#### [Required work]
From the line containing "Read the values" through the last line of the material, copy every line exactly, both ends inclusive; do not copy pictures.

#### [Stored data]

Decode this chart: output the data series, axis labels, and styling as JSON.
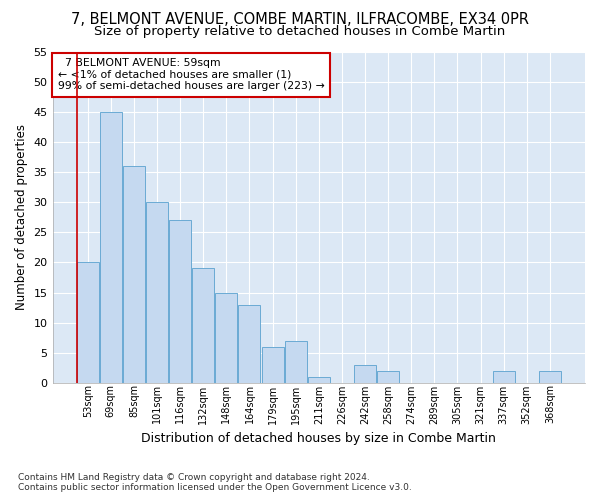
{
  "title1": "7, BELMONT AVENUE, COMBE MARTIN, ILFRACOMBE, EX34 0PR",
  "title2": "Size of property relative to detached houses in Combe Martin",
  "xlabel": "Distribution of detached houses by size in Combe Martin",
  "ylabel": "Number of detached properties",
  "footnote1": "Contains HM Land Registry data © Crown copyright and database right 2024.",
  "footnote2": "Contains public sector information licensed under the Open Government Licence v3.0.",
  "categories": [
    "53sqm",
    "69sqm",
    "85sqm",
    "101sqm",
    "116sqm",
    "132sqm",
    "148sqm",
    "164sqm",
    "179sqm",
    "195sqm",
    "211sqm",
    "226sqm",
    "242sqm",
    "258sqm",
    "274sqm",
    "289sqm",
    "305sqm",
    "321sqm",
    "337sqm",
    "352sqm",
    "368sqm"
  ],
  "values": [
    20,
    45,
    36,
    30,
    27,
    19,
    15,
    13,
    6,
    7,
    1,
    0,
    3,
    2,
    0,
    0,
    0,
    0,
    2,
    0,
    2
  ],
  "bar_color": "#c5d9f0",
  "bar_edge_color": "#6aaad4",
  "annotation_box_color": "#ffffff",
  "annotation_box_edge": "#cc0000",
  "annotation_line_color": "#cc0000",
  "annotation_title": "7 BELMONT AVENUE: 59sqm",
  "annotation_line1": "← <1% of detached houses are smaller (1)",
  "annotation_line2": "99% of semi-detached houses are larger (223) →",
  "ylim": [
    0,
    55
  ],
  "yticks": [
    0,
    5,
    10,
    15,
    20,
    25,
    30,
    35,
    40,
    45,
    50,
    55
  ],
  "fig_bg_color": "#ffffff",
  "plot_bg_color": "#dce8f5",
  "grid_color": "#ffffff",
  "title1_fontsize": 10.5,
  "title2_fontsize": 9.5,
  "xlabel_fontsize": 9,
  "ylabel_fontsize": 8.5,
  "footnote_fontsize": 6.5
}
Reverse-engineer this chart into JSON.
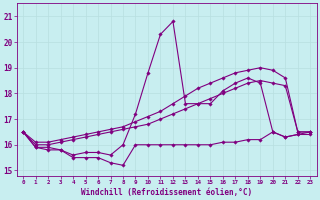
{
  "title": "",
  "xlabel": "Windchill (Refroidissement éolien,°C)",
  "ylabel": "",
  "bg_color": "#c8eef0",
  "line_color": "#800080",
  "grid_color": "#b8dfe0",
  "xlim": [
    -0.5,
    23.5
  ],
  "ylim": [
    14.8,
    21.5
  ],
  "yticks": [
    15,
    16,
    17,
    18,
    19,
    20,
    21
  ],
  "xticks": [
    0,
    1,
    2,
    3,
    4,
    5,
    6,
    7,
    8,
    9,
    10,
    11,
    12,
    13,
    14,
    15,
    16,
    17,
    18,
    19,
    20,
    21,
    22,
    23
  ],
  "series": [
    [
      16.5,
      15.9,
      15.8,
      15.8,
      15.5,
      15.5,
      15.5,
      15.3,
      15.2,
      16.0,
      16.0,
      16.0,
      16.0,
      16.0,
      16.0,
      16.0,
      16.1,
      16.1,
      16.2,
      16.2,
      16.5,
      16.3,
      16.4,
      16.4
    ],
    [
      16.5,
      15.9,
      15.9,
      15.8,
      15.6,
      15.7,
      15.7,
      15.6,
      16.0,
      17.2,
      18.8,
      20.3,
      20.8,
      17.6,
      17.6,
      17.6,
      18.1,
      18.4,
      18.6,
      18.4,
      16.5,
      16.3,
      16.4,
      16.5
    ],
    [
      16.5,
      16.0,
      16.0,
      16.1,
      16.2,
      16.3,
      16.4,
      16.5,
      16.6,
      16.7,
      16.8,
      17.0,
      17.2,
      17.4,
      17.6,
      17.8,
      18.0,
      18.2,
      18.4,
      18.5,
      18.4,
      18.3,
      16.5,
      16.5
    ],
    [
      16.5,
      16.1,
      16.1,
      16.2,
      16.3,
      16.4,
      16.5,
      16.6,
      16.7,
      16.9,
      17.1,
      17.3,
      17.6,
      17.9,
      18.2,
      18.4,
      18.6,
      18.8,
      18.9,
      19.0,
      18.9,
      18.6,
      16.5,
      16.5
    ]
  ]
}
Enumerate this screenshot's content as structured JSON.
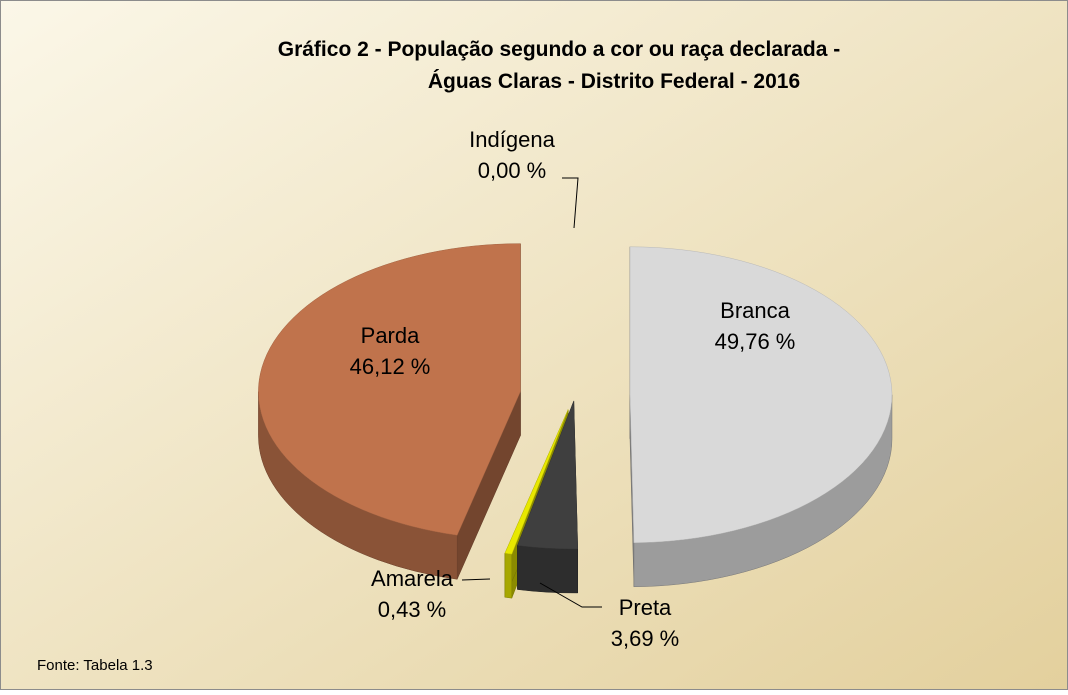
{
  "chart_data": {
    "type": "pie",
    "title": [
      "Gráfico 2 - População segundo a cor ou raça declarada -",
      "Águas Claras - Distrito Federal - 2016"
    ],
    "categories": [
      "Branca",
      "Preta",
      "Amarela",
      "Parda",
      "Indígena"
    ],
    "values": [
      49.76,
      3.69,
      0.43,
      46.12,
      0.0
    ],
    "value_labels": [
      "49,76 %",
      "3,69 %",
      "0,43 %",
      "46,12 %",
      "0,00 %"
    ],
    "colors": [
      "#d9d9d9",
      "#3f3f3f",
      "#e8e800",
      "#c0734c",
      "#4f81bd"
    ],
    "source": "Fonte: Tabela 1.3"
  }
}
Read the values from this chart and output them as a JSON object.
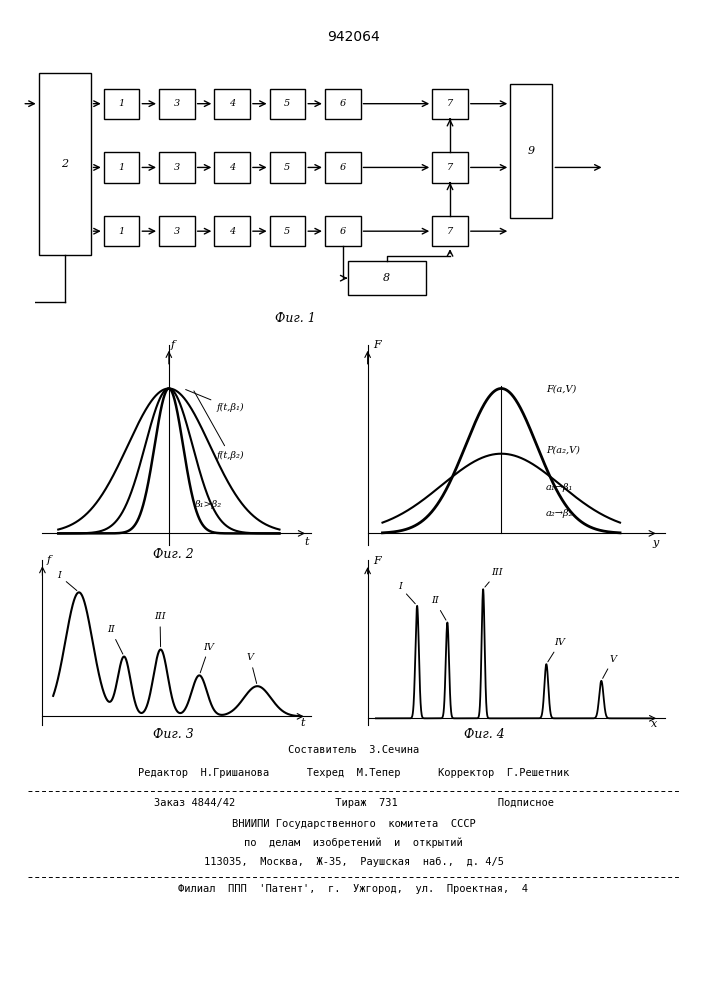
{
  "title": "942064",
  "bg_color": "#ffffff",
  "fig1_caption": "Фиг. 1",
  "fig2_caption": "Фиг. 2",
  "fig3_caption": "Фиг. 3",
  "fig4_caption": "Фиг. 4",
  "footer_lines": [
    "Составитель  З.Сечина",
    "Редактор  Н.Гришанова      Техред  М.Тепер      Корректор  Г.Решетник",
    "Заказ 4844/42                Тираж  731                Подписное",
    "ВНИИПИ Государственного  комитета  СССР",
    "по  делам  изобретений  и  открытий",
    "113035,  Москва,  Ж-35,  Раушская  наб.,  д. 4/5",
    "Филиал  ППП  'Патент',  г.  Ужгород,  ул.  Проектная,  4"
  ]
}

#### [Task result]
Read the values from this chart and output them as a JSON object.
{
  "title": "942064",
  "bg_color": "#ffffff",
  "fig1_caption": "Фиг. 1",
  "fig2_caption": "Фиг. 2",
  "fig3_caption": "Фиг. 3",
  "fig4_caption": "Фиг. 4",
  "footer_lines": [
    "Составитель  З.Сечина",
    "Редактор  Н.Гришанова      Техред  М.Тепер      Корректор  Г.Решетник",
    "Заказ 4844/42                Тираж  731                Подписное",
    "ВНИИПИ Государственного  комитета  СССР",
    "по  делам  изобретений  и  открытий",
    "113035,  Москва,  Ж-35,  Раушская  наб.,  д. 4/5",
    "Филиал  ППП  'Патент',  г.  Ужгород,  ул.  Проектная,  4"
  ]
}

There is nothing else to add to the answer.